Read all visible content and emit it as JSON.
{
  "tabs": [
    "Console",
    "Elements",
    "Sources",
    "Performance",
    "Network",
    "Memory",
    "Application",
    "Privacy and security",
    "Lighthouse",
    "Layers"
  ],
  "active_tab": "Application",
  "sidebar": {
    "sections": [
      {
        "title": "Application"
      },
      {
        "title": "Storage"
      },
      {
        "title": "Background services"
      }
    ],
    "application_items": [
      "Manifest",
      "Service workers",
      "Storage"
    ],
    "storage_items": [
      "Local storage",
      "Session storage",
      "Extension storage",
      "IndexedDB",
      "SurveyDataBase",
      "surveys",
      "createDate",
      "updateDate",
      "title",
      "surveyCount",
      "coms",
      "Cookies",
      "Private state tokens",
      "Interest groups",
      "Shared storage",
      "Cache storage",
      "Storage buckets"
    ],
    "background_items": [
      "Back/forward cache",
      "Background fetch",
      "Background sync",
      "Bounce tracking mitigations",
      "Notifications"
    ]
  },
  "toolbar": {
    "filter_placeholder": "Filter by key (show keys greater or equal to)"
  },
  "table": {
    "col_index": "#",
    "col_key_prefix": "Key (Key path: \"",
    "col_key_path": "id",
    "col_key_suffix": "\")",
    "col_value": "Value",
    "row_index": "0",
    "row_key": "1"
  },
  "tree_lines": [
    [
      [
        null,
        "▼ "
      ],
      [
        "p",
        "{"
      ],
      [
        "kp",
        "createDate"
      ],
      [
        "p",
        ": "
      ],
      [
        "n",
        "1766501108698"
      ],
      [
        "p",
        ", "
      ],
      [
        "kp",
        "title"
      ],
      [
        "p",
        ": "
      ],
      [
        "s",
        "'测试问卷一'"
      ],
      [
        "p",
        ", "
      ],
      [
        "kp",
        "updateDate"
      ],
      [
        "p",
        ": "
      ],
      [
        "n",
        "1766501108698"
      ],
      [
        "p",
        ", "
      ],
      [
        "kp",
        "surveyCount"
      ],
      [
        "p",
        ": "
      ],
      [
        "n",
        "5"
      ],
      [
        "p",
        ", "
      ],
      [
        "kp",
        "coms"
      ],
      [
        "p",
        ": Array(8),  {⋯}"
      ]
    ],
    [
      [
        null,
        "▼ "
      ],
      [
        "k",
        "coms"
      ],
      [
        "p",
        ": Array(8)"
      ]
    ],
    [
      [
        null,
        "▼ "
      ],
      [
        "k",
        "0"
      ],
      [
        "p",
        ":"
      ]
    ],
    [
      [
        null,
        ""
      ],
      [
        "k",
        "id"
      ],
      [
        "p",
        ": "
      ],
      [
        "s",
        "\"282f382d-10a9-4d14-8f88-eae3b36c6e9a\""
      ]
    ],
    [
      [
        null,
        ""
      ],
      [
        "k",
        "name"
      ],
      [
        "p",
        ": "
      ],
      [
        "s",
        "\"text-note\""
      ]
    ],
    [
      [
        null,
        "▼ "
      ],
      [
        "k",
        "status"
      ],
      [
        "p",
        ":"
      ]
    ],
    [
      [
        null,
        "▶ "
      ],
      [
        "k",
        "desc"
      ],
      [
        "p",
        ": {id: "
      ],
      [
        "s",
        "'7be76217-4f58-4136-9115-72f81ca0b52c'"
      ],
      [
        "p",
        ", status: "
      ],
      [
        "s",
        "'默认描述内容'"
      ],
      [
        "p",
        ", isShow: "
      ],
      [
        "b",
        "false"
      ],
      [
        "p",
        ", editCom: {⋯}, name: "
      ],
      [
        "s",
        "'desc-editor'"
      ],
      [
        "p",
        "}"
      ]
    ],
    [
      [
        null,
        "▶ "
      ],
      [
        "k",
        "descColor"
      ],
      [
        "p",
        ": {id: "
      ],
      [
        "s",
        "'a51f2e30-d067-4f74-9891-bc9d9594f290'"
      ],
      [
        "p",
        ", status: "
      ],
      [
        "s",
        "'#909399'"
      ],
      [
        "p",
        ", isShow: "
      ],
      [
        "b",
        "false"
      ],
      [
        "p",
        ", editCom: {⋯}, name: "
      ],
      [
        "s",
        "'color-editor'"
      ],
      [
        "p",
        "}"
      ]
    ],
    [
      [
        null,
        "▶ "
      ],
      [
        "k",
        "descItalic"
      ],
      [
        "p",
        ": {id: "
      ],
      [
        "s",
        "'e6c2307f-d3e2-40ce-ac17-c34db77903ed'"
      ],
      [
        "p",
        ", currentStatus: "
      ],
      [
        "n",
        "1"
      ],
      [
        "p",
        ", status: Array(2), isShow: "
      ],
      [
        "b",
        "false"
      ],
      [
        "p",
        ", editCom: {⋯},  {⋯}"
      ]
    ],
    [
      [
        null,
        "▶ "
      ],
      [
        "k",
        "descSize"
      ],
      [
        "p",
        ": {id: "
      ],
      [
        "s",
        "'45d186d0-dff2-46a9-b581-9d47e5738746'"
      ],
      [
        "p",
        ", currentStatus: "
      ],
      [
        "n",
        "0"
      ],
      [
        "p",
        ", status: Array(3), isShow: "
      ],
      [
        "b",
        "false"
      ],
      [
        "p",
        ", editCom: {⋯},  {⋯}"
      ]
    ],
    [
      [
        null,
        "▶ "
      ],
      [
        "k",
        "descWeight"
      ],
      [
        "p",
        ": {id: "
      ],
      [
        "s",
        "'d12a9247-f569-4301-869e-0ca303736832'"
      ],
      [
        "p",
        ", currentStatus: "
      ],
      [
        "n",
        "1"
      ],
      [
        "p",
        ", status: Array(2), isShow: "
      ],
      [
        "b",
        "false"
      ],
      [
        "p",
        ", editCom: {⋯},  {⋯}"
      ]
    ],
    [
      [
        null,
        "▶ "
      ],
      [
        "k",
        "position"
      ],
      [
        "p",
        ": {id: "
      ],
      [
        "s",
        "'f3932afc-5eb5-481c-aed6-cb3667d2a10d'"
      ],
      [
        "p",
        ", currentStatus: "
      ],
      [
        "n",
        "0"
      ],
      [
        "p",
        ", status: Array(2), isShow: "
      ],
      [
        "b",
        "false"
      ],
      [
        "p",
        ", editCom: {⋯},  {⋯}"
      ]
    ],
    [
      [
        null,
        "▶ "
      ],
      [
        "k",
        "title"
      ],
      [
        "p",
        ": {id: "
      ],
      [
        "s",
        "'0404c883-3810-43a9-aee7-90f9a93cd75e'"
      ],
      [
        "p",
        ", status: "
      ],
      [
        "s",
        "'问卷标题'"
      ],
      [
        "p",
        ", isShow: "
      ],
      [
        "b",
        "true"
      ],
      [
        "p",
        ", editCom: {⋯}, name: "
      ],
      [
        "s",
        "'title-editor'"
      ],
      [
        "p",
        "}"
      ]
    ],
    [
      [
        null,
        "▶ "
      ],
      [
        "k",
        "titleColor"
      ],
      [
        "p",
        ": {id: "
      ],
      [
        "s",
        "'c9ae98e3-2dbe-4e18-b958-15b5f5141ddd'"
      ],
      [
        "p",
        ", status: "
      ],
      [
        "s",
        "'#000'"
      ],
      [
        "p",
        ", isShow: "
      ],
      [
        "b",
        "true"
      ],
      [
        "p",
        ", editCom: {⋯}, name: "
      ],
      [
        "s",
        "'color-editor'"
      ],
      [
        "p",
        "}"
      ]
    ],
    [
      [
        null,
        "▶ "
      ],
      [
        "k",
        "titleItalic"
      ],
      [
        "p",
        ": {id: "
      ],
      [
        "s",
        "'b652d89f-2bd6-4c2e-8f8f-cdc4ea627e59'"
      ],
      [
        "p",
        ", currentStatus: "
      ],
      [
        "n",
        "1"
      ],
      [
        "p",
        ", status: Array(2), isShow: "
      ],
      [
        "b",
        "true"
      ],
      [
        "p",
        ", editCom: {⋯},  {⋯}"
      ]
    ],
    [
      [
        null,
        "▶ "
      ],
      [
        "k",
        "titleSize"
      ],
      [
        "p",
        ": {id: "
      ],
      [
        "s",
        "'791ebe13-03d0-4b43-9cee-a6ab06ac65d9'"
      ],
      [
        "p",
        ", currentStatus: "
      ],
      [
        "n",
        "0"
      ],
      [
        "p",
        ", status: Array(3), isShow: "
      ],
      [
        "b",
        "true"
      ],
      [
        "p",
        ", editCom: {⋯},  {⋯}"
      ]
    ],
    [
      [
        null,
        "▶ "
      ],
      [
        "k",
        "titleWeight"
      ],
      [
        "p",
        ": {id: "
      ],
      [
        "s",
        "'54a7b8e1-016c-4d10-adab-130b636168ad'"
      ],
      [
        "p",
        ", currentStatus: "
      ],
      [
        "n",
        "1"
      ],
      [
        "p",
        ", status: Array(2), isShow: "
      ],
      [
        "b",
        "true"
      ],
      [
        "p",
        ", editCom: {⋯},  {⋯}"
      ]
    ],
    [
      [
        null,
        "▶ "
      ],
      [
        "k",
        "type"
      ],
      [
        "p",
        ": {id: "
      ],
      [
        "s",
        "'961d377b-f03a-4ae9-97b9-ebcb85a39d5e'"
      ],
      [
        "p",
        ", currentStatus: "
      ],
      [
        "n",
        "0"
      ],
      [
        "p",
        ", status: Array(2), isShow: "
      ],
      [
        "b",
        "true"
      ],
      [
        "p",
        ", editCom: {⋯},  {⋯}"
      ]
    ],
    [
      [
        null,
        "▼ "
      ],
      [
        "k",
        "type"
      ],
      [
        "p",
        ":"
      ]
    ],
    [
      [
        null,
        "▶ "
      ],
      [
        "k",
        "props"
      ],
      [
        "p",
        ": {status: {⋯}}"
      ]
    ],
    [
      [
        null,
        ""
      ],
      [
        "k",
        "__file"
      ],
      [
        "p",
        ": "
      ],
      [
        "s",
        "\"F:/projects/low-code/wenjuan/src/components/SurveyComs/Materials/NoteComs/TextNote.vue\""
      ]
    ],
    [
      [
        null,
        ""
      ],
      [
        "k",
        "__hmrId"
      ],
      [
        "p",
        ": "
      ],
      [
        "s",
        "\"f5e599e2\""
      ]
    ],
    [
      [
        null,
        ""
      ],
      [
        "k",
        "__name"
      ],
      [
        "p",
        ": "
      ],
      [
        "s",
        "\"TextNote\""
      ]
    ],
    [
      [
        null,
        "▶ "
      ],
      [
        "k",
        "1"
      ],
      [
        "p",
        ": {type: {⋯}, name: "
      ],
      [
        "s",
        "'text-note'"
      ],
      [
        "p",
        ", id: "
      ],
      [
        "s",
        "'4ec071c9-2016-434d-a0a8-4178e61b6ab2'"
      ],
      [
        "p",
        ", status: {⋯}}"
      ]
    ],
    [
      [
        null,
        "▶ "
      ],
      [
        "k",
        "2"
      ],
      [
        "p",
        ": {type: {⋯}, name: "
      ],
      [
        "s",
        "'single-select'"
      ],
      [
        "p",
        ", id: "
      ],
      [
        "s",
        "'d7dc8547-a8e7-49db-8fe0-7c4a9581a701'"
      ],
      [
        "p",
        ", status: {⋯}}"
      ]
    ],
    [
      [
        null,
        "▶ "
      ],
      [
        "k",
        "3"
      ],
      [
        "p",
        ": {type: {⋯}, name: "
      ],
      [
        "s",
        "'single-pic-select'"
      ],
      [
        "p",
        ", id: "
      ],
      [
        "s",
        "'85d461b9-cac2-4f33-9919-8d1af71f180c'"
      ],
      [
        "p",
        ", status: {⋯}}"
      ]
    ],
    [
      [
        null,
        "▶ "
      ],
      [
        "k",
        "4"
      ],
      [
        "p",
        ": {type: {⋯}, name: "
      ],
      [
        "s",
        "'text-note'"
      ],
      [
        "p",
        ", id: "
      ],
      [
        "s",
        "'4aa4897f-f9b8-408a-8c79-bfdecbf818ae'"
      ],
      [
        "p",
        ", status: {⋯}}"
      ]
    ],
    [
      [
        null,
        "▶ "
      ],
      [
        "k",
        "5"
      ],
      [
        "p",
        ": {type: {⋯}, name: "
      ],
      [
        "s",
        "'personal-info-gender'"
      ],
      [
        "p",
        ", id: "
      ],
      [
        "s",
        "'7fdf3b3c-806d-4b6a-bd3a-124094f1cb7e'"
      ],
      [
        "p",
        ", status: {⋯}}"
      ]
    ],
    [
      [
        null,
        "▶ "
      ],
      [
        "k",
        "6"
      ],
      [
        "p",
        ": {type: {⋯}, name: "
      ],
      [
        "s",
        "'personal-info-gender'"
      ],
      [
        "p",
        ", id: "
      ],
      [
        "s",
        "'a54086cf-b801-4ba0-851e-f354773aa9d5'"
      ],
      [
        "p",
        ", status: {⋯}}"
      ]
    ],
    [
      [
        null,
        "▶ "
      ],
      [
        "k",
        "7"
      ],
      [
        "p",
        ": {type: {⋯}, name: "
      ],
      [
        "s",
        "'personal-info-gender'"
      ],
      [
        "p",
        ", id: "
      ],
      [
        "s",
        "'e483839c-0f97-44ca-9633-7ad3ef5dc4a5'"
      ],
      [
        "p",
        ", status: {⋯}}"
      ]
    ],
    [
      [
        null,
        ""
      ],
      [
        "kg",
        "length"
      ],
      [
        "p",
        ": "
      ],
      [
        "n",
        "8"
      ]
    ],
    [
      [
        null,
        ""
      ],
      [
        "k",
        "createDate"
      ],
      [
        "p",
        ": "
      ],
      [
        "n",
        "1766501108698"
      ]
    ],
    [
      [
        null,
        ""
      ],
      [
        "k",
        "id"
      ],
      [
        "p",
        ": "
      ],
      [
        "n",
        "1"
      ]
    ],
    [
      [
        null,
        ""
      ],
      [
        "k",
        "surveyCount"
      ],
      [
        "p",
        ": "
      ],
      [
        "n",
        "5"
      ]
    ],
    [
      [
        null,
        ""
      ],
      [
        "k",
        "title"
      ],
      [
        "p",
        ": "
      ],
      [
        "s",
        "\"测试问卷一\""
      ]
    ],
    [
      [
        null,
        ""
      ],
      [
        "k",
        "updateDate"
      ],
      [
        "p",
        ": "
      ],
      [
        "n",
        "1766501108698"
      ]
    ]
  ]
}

* * * * * * * * *

■ What is being asked
Locate the lines above that hold the word "TextNote". Show every one of them.

■ Reply
        "\"F:/projects/low-code/wenjuan/src/components/SurveyComs/Materials/NoteComs/TextNote.vue\""
        "\"TextNote\""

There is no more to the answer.